[Work required] Please pull out every line below that contains the string "search".

Annotated listings of elements

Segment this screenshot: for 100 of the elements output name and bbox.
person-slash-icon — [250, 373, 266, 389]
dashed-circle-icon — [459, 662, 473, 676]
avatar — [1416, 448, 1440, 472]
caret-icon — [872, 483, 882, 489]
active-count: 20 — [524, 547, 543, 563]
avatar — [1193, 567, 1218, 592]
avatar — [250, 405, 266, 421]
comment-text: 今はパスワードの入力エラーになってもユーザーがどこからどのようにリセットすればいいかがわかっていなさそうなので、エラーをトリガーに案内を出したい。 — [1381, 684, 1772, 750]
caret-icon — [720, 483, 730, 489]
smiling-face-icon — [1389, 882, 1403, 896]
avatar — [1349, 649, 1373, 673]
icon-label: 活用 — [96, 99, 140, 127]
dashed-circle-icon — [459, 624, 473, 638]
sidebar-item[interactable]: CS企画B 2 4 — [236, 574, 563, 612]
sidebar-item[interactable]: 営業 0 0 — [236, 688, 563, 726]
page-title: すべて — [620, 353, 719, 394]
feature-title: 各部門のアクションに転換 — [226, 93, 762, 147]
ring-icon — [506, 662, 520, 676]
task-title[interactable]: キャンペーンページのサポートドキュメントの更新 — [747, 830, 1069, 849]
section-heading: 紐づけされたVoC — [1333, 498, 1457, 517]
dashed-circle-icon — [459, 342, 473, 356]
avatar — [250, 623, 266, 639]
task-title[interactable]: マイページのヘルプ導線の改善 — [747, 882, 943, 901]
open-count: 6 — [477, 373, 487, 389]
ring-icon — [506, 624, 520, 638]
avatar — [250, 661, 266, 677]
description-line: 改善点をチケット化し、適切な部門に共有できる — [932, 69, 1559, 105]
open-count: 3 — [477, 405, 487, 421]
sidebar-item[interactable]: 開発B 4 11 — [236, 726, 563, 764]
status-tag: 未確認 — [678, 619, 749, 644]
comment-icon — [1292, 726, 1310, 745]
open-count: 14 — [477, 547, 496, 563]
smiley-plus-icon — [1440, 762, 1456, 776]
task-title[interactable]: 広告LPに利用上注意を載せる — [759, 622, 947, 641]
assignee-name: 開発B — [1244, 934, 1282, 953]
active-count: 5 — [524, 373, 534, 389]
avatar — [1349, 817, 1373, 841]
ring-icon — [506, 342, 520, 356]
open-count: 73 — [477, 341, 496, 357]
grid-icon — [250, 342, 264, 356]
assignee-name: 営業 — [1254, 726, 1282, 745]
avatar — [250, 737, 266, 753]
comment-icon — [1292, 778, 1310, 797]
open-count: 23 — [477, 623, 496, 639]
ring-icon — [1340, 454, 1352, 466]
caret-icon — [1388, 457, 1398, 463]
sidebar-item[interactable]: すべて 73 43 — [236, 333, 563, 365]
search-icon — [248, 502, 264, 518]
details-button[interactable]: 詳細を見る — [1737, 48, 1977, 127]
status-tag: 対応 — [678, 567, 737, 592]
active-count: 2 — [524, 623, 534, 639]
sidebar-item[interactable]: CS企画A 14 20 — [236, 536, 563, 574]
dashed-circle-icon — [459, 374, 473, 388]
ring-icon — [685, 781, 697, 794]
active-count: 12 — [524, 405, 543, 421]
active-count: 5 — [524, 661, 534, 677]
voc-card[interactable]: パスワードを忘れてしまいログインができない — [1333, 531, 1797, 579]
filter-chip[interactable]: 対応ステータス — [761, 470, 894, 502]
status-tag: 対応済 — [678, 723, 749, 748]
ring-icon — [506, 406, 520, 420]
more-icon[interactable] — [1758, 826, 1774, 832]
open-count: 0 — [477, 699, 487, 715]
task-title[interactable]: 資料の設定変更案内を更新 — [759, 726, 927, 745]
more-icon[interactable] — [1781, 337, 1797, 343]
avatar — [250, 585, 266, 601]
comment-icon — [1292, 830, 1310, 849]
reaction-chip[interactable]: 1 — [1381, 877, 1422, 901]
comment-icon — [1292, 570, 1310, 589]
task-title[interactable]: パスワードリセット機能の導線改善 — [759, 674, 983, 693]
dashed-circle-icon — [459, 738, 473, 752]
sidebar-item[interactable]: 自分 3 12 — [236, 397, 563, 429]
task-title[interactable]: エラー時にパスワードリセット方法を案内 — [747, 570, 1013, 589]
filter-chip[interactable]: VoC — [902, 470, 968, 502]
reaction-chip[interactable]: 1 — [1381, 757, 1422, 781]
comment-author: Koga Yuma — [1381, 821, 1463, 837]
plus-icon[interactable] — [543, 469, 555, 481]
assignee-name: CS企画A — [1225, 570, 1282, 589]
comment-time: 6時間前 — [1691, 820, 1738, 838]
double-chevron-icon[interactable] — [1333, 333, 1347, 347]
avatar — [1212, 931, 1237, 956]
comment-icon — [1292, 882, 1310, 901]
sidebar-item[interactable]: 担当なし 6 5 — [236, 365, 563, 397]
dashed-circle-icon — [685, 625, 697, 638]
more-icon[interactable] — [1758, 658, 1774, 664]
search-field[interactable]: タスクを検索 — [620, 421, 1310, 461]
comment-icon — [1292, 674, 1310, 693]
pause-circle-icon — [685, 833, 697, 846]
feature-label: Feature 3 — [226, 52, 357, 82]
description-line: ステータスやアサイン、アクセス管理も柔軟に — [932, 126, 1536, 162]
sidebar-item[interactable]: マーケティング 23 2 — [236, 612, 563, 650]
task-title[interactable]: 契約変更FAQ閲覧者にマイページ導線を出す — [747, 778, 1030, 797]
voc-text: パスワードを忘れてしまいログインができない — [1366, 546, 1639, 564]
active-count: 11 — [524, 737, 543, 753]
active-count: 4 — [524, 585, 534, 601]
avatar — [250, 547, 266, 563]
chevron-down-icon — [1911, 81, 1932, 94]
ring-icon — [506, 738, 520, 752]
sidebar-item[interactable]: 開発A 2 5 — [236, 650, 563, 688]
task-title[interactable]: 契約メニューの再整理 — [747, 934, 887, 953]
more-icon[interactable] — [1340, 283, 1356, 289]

[Response to this task]
search-icon — [248, 502, 264, 518]
search-field[interactable]: タスクを検索 — [620, 421, 1310, 461]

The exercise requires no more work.